◆ **GOAL OF THE EXERCISE**:
Select, from the data, each line where "sample" occurs.

─── TASK DATA ───

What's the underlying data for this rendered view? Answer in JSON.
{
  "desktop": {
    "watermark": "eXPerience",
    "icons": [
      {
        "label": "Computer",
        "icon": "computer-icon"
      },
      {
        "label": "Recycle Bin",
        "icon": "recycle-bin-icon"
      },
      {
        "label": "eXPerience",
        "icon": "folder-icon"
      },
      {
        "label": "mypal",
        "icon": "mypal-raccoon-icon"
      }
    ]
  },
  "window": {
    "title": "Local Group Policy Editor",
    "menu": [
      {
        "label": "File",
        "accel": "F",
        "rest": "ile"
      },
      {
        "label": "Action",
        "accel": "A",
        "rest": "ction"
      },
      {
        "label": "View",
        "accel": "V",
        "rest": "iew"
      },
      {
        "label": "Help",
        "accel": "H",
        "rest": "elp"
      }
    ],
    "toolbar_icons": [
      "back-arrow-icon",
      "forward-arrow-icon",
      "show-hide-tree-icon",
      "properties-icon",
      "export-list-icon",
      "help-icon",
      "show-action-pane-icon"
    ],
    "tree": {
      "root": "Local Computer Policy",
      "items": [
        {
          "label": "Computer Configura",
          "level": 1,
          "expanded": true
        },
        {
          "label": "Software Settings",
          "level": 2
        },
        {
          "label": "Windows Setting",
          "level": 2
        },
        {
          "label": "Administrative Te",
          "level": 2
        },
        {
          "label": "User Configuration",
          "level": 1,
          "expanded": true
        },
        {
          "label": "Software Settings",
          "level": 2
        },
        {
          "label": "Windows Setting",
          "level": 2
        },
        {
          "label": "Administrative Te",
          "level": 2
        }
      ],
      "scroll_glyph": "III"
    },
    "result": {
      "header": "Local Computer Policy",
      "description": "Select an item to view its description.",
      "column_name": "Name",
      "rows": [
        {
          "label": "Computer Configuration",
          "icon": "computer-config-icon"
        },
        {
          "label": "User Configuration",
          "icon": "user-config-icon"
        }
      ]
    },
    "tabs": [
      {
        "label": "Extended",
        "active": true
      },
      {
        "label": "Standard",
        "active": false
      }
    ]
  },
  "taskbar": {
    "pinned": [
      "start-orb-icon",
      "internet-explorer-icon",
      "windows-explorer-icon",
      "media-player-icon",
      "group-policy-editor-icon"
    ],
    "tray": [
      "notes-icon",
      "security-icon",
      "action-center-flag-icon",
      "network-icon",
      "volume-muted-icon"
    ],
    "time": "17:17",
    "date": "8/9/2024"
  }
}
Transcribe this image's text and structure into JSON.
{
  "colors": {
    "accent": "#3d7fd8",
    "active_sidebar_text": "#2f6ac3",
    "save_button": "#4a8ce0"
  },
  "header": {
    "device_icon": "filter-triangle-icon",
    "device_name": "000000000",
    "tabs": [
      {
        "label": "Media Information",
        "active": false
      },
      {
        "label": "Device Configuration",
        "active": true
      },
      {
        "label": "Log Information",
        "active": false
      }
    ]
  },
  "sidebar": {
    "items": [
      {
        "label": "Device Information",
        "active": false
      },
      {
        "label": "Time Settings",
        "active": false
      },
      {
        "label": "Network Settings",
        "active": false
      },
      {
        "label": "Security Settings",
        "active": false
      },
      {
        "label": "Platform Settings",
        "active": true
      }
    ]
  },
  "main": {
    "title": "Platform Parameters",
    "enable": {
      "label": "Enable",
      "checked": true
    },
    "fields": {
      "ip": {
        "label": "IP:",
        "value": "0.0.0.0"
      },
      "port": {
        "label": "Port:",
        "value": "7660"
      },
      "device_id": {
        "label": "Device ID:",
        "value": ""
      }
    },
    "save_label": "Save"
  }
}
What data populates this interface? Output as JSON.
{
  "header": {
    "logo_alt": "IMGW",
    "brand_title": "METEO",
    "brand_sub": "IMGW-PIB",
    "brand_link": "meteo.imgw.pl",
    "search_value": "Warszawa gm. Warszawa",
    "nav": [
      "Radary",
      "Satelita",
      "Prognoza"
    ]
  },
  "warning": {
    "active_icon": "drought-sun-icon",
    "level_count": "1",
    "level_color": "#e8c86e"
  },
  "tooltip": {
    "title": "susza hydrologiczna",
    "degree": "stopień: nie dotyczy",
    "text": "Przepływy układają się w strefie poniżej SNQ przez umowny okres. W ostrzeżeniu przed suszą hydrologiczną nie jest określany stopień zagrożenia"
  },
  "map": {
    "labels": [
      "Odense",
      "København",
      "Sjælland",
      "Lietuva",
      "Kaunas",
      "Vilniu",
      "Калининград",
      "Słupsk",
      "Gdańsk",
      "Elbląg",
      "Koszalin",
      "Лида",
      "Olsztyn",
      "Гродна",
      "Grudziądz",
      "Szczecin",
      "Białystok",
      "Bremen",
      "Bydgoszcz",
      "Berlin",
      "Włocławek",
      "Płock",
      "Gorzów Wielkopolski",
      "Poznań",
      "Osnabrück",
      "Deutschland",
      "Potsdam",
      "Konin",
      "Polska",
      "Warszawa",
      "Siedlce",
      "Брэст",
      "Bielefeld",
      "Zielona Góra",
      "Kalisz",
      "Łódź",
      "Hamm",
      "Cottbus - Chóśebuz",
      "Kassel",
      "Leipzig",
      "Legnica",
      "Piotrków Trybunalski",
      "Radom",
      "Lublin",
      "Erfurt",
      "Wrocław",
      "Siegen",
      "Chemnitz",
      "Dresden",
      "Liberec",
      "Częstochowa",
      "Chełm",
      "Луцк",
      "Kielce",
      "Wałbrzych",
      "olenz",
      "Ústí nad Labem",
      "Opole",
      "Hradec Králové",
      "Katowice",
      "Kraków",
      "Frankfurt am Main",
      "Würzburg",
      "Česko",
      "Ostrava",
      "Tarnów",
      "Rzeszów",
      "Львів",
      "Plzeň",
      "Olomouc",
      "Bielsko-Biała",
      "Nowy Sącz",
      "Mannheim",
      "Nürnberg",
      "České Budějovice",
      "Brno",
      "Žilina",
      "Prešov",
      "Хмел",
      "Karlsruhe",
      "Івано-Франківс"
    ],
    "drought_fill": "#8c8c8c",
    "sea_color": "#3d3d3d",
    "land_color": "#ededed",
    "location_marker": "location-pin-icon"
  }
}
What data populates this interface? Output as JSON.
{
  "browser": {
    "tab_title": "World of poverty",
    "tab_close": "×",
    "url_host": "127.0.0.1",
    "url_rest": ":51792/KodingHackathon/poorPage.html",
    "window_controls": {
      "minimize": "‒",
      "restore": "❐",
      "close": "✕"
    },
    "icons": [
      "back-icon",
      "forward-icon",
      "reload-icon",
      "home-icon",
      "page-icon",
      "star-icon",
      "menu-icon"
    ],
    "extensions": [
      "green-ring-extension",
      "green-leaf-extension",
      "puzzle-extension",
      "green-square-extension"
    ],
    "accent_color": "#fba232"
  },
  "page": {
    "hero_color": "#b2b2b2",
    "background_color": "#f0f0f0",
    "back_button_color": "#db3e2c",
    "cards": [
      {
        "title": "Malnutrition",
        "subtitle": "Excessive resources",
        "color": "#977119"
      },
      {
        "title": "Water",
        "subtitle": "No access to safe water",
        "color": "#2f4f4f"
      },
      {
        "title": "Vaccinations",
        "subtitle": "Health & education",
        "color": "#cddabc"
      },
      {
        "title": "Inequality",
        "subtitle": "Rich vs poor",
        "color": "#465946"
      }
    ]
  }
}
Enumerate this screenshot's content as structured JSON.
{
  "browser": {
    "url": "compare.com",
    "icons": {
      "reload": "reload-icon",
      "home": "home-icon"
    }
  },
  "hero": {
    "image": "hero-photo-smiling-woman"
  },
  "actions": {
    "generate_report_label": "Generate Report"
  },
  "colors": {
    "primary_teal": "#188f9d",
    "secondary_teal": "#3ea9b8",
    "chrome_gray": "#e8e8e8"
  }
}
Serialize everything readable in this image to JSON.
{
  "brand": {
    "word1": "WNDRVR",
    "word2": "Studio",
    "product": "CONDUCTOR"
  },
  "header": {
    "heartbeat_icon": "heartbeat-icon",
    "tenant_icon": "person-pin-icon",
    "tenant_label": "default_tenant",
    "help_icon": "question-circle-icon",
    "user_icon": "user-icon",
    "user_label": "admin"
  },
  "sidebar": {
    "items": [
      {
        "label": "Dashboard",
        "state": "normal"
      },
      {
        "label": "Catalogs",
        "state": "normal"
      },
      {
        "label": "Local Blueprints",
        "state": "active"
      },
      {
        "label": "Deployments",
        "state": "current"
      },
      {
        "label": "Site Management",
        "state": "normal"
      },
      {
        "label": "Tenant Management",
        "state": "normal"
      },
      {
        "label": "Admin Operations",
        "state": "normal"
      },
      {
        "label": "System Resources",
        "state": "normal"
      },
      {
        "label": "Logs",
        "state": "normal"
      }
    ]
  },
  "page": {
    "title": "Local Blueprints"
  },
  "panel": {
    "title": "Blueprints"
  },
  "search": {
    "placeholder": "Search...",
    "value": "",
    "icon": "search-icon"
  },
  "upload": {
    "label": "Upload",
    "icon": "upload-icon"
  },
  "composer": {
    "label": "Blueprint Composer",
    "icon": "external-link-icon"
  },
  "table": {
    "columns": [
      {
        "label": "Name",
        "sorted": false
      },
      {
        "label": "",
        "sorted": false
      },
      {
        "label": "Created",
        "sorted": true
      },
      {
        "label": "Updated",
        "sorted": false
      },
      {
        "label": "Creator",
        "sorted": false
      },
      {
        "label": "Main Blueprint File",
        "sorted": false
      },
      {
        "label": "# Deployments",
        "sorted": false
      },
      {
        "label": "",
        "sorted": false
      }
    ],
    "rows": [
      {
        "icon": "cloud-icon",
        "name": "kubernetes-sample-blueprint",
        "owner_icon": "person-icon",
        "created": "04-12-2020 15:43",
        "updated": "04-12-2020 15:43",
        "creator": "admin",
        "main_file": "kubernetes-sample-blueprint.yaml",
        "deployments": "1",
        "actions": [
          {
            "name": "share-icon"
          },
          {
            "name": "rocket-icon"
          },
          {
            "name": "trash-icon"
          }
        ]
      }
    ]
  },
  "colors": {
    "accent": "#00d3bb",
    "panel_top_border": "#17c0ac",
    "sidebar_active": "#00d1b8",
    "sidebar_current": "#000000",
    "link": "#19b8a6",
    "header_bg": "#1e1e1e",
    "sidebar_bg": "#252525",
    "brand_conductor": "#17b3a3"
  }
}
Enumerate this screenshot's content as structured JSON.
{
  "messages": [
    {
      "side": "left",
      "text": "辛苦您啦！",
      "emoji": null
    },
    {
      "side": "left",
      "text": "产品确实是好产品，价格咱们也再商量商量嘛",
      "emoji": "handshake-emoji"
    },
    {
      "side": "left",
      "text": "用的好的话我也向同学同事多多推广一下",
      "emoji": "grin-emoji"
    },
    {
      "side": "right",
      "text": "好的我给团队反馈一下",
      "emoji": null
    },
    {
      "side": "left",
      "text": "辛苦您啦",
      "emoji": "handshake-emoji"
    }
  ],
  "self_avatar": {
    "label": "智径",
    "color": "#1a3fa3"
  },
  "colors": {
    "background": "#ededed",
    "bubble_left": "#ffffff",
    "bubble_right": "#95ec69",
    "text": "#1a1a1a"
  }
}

───

◆ **THE SOLUTION**:
        "name": "kubernetes-sample-blueprint",
        "main_file": "kubernetes-sample-blueprint.yaml",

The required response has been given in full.